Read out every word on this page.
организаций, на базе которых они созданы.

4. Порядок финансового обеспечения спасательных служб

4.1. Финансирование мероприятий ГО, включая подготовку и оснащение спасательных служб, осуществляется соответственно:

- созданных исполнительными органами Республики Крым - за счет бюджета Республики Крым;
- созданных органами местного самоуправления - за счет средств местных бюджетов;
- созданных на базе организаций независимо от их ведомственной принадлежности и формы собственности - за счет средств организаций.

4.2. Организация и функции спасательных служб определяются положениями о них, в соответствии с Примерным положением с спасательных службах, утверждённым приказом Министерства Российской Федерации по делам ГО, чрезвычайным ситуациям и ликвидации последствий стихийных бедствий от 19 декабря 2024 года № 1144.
#####
#### GIVEN PROBLEM:
Find the lines above holding the word "созданных" and show them.

#### FINISHED TASK:
- созданных исполнительными органами Республики Крым - за счет бюджета Республики Крым;
- созданных органами местного самоуправления - за счет средств местных бюджетов;
- созданных на базе организаций независимо от их ведомственной принадлежности и формы собственности - за счет средств организаций.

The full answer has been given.